(WRITTEN EXERCISE): Extract all of the entries and give them again, word for word.
======== MATERIALS PROVIDED
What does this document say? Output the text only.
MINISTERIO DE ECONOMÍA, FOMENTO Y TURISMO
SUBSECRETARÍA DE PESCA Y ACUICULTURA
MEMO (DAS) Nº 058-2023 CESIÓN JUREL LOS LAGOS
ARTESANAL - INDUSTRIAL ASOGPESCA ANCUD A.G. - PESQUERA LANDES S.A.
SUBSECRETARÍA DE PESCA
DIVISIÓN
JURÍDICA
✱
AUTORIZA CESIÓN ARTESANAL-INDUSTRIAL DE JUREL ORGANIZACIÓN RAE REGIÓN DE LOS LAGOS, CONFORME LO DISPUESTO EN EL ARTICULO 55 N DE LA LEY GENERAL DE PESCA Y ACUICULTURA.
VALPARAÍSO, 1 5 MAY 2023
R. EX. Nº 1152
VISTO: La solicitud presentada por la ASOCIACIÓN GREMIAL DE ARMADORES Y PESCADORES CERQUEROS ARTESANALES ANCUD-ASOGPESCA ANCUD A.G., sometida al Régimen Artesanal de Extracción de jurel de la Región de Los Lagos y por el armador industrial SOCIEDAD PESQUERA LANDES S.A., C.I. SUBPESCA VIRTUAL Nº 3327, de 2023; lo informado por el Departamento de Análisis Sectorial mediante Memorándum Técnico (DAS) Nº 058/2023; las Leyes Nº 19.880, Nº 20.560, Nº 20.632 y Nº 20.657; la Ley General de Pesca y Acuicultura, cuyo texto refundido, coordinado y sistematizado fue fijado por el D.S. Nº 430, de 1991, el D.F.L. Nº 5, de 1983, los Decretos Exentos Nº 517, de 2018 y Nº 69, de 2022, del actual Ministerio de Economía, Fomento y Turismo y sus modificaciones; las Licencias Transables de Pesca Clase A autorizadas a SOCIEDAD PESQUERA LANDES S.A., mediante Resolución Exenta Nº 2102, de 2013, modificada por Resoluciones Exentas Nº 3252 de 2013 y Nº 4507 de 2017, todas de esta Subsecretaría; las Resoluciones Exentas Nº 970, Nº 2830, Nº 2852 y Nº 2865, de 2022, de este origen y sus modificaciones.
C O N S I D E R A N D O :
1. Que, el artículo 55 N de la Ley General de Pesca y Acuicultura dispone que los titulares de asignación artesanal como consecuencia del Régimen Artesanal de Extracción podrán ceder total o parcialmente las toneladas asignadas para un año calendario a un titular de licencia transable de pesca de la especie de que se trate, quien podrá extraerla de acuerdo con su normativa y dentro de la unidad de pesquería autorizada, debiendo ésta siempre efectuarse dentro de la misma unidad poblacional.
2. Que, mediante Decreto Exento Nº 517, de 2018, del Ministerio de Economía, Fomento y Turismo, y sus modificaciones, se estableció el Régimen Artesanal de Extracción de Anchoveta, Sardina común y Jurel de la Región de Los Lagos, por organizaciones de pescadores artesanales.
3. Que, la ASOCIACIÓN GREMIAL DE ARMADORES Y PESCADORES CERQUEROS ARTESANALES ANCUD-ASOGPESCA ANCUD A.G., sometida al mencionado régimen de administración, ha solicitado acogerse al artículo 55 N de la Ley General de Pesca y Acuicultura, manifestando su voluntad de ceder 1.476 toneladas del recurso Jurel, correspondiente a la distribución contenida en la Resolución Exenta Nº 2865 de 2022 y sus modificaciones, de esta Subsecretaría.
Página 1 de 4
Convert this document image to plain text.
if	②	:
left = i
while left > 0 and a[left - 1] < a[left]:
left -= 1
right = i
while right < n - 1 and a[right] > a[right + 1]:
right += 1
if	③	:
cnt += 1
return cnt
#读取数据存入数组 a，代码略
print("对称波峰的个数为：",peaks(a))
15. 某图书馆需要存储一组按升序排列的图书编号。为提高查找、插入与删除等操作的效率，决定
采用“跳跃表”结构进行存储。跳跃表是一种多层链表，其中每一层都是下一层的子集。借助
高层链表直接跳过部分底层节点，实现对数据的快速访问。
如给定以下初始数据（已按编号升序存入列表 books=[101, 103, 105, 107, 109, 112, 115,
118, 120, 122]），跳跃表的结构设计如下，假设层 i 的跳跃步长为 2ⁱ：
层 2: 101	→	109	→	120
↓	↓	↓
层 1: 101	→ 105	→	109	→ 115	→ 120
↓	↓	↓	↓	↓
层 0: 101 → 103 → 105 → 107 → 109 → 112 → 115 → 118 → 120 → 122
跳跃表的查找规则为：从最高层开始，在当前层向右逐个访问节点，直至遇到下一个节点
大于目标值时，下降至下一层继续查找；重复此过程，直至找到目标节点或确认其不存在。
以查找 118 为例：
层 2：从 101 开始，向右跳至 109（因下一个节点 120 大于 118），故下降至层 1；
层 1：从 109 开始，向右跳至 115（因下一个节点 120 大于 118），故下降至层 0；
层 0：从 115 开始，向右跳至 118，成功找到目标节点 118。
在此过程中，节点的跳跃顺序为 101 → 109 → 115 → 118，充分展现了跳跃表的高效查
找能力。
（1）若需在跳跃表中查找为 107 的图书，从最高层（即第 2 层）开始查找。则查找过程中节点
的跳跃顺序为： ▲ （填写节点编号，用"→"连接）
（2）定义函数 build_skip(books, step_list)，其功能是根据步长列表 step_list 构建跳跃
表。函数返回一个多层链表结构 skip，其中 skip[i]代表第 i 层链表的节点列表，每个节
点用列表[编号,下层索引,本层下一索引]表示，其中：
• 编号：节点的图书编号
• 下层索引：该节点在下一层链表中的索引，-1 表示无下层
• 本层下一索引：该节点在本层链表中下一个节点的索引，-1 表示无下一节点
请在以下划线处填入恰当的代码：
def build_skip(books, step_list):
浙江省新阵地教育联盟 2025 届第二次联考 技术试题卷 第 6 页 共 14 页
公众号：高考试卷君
================
(TASK RESPONSE):
What does this document say? Output the text only.
MINISTERIO DE ECONOMÍA, FOMENTO Y TURISMO
SUBSECRETARÍA DE PESCA Y ACUICULTURA
MEMO (DAS) Nº 058-2023 CESIÓN JUREL LOS LAGOS
ARTESANAL - INDUSTRIAL ASOGPESCA ANCUD A.G. - PESQUERA LANDES S.A.
SUBSECRETARÍA DE PESCA
DIVISIÓN
JURÍDICA
✱
AUTORIZA CESIÓN ARTESANAL-INDUSTRIAL DE JUREL ORGANIZACIÓN RAE REGIÓN DE LOS LAGOS, CONFORME LO DISPUESTO EN EL ARTICULO 55 N DE LA LEY GENERAL DE PESCA Y ACUICULTURA.
VALPARAÍSO, 1 5 MAY 2023
R. EX. Nº 1152
VISTO: La solicitud presentada por la ASOCIACIÓN GREMIAL DE ARMADORES Y PESCADORES CERQUEROS ARTESANALES ANCUD-ASOGPESCA ANCUD A.G., sometida al Régimen Artesanal de Extracción de jurel de la Región de Los Lagos y por el armador industrial SOCIEDAD PESQUERA LANDES S.A., C.I. SUBPESCA VIRTUAL Nº 3327, de 2023; lo informado por el Departamento de Análisis Sectorial mediante Memorándum Técnico (DAS) Nº 058/2023; las Leyes Nº 19.880, Nº 20.560, Nº 20.632 y Nº 20.657; la Ley General de Pesca y Acuicultura, cuyo texto refundido, coordinado y sistematizado fue fijado por el D.S. Nº 430, de 1991, el D.F.L. Nº 5, de 1983, los Decretos Exentos Nº 517, de 2018 y Nº 69, de 2022, del actual Ministerio de Economía, Fomento y Turismo y sus modificaciones; las Licencias Transables de Pesca Clase A autorizadas a SOCIEDAD PESQUERA LANDES S.A., mediante Resolución Exenta Nº 2102, de 2013, modificada por Resoluciones Exentas Nº 3252 de 2013 y Nº 4507 de 2017, todas de esta Subsecretaría; las Resoluciones Exentas Nº 970, Nº 2830, Nº 2852 y Nº 2865, de 2022, de este origen y sus modificaciones.
C O N S I D E R A N D O :
1. Que, el artículo 55 N de la Ley General de Pesca y Acuicultura dispone que los titulares de asignación artesanal como consecuencia del Régimen Artesanal de Extracción podrán ceder total o parcialmente las toneladas asignadas para un año calendario a un titular de licencia transable de pesca de la especie de que se trate, quien podrá extraerla de acuerdo con su normativa y dentro de la unidad de pesquería autorizada, debiendo ésta siempre efectuarse dentro de la misma unidad poblacional.
2. Que, mediante Decreto Exento Nº 517, de 2018, del Ministerio de Economía, Fomento y Turismo, y sus modificaciones, se estableció el Régimen Artesanal de Extracción de Anchoveta, Sardina común y Jurel de la Región de Los Lagos, por organizaciones de pescadores artesanales.
3. Que, la ASOCIACIÓN GREMIAL DE ARMADORES Y PESCADORES CERQUEROS ARTESANALES ANCUD-ASOGPESCA ANCUD A.G., sometida al mencionado régimen de administración, ha solicitado acogerse al artículo 55 N de la Ley General de Pesca y Acuicultura, manifestando su voluntad de ceder 1.476 toneladas del recurso Jurel, correspondiente a la distribución contenida en la Resolución Exenta Nº 2865 de 2022 y sus modificaciones, de esta Subsecretaría.
Página 1 de 4
Convert this document image to plain text.
if	②	:
left = i
while left > 0 and a[left - 1] < a[left]:
left -= 1
right = i
while right < n - 1 and a[right] > a[right + 1]:
right += 1
if	③	:
cnt += 1
return cnt
#读取数据存入数组 a，代码略
print("对称波峰的个数为：",peaks(a))
15. 某图书馆需要存储一组按升序排列的图书编号。为提高查找、插入与删除等操作的效率，决定
采用“跳跃表”结构进行存储。跳跃表是一种多层链表，其中每一层都是下一层的子集。借助
高层链表直接跳过部分底层节点，实现对数据的快速访问。
如给定以下初始数据（已按编号升序存入列表 books=[101, 103, 105, 107, 109, 112, 115,
118, 120, 122]），跳跃表的结构设计如下，假设层 i 的跳跃步长为 2ⁱ：
层 2: 101	→	109	→	120
↓	↓	↓
层 1: 101	→ 105	→	109	→ 115	→ 120
↓	↓	↓	↓	↓
层 0: 101 → 103 → 105 → 107 → 109 → 112 → 115 → 118 → 120 → 122
跳跃表的查找规则为：从最高层开始，在当前层向右逐个访问节点，直至遇到下一个节点
大于目标值时，下降至下一层继续查找；重复此过程，直至找到目标节点或确认其不存在。
以查找 118 为例：
层 2：从 101 开始，向右跳至 109（因下一个节点 120 大于 118），故下降至层 1；
层 1：从 109 开始，向右跳至 115（因下一个节点 120 大于 118），故下降至层 0；
层 0：从 115 开始，向右跳至 118，成功找到目标节点 118。
在此过程中，节点的跳跃顺序为 101 → 109 → 115 → 118，充分展现了跳跃表的高效查
找能力。
（1）若需在跳跃表中查找为 107 的图书，从最高层（即第 2 层）开始查找。则查找过程中节点
的跳跃顺序为： ▲ （填写节点编号，用"→"连接）
（2）定义函数 build_skip(books, step_list)，其功能是根据步长列表 step_list 构建跳跃
表。函数返回一个多层链表结构 skip，其中 skip[i]代表第 i 层链表的节点列表，每个节
点用列表[编号,下层索引,本层下一索引]表示，其中：
• 编号：节点的图书编号
• 下层索引：该节点在下一层链表中的索引，-1 表示无下层
• 本层下一索引：该节点在本层链表中下一个节点的索引，-1 表示无下一节点
请在以下划线处填入恰当的代码：
def build_skip(books, step_list):
浙江省新阵地教育联盟 2025 届第二次联考 技术试题卷 第 6 页 共 14 页
公众号：高考试卷君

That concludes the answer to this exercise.